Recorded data
━━━━━━━━

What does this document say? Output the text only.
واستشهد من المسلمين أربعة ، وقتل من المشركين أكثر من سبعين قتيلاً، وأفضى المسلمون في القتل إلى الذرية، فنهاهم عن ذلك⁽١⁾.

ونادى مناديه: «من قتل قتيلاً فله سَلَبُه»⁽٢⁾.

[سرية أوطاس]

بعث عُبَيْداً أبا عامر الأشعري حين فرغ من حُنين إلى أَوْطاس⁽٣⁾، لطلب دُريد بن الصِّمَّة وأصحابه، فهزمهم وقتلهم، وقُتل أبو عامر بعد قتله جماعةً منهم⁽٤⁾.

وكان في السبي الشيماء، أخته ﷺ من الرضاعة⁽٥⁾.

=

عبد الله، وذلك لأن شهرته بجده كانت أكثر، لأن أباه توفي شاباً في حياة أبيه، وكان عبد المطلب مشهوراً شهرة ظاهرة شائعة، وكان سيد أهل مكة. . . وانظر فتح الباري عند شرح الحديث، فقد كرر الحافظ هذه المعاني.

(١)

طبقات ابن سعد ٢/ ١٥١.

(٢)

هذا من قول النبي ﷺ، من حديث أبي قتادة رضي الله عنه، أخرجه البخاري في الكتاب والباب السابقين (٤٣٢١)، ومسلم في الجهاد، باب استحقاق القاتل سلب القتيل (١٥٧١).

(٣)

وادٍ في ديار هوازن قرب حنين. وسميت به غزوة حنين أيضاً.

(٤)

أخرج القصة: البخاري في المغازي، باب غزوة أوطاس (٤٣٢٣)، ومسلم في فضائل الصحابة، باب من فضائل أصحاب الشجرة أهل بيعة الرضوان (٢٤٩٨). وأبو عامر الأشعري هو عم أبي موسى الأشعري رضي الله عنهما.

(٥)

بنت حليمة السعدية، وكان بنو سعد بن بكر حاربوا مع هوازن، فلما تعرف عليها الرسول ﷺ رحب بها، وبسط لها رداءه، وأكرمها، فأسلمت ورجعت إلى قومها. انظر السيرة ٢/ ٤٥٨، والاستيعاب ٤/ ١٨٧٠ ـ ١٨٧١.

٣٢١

━━━━━━━━

§ Given instruction: Type the whole listing again, unaltered.

§ Worked solution:
What does this document say? Output the text only.
واستشهد من المسلمين أربعة ، وقتل من المشركين أكثر من سبعين قتيلاً، وأفضى المسلمون في القتل إلى الذرية، فنهاهم عن ذلك⁽١⁾.

ونادى مناديه: «من قتل قتيلاً فله سَلَبُه»⁽٢⁾.

[سرية أوطاس]

بعث عُبَيْداً أبا عامر الأشعري حين فرغ من حُنين إلى أَوْطاس⁽٣⁾، لطلب دُريد بن الصِّمَّة وأصحابه، فهزمهم وقتلهم، وقُتل أبو عامر بعد قتله جماعةً منهم⁽٤⁾.

وكان في السبي الشيماء، أخته ﷺ من الرضاعة⁽٥⁾.

=

عبد الله، وذلك لأن شهرته بجده كانت أكثر، لأن أباه توفي شاباً في حياة أبيه، وكان عبد المطلب مشهوراً شهرة ظاهرة شائعة، وكان سيد أهل مكة. . . وانظر فتح الباري عند شرح الحديث، فقد كرر الحافظ هذه المعاني.

(١)

طبقات ابن سعد ٢/ ١٥١.

(٢)

هذا من قول النبي ﷺ، من حديث أبي قتادة رضي الله عنه، أخرجه البخاري في الكتاب والباب السابقين (٤٣٢١)، ومسلم في الجهاد، باب استحقاق القاتل سلب القتيل (١٥٧١).

(٣)

وادٍ في ديار هوازن قرب حنين. وسميت به غزوة حنين أيضاً.

(٤)

أخرج القصة: البخاري في المغازي، باب غزوة أوطاس (٤٣٢٣)، ومسلم في فضائل الصحابة، باب من فضائل أصحاب الشجرة أهل بيعة الرضوان (٢٤٩٨). وأبو عامر الأشعري هو عم أبي موسى الأشعري رضي الله عنهما.

(٥)

بنت حليمة السعدية، وكان بنو سعد بن بكر حاربوا مع هوازن، فلما تعرف عليها الرسول ﷺ رحب بها، وبسط لها رداءه، وأكرمها، فأسلمت ورجعت إلى قومها. انظر السيرة ٢/ ٤٥٨، والاستيعاب ٤/ ١٨٧٠ ـ ١٨٧١.

٣٢١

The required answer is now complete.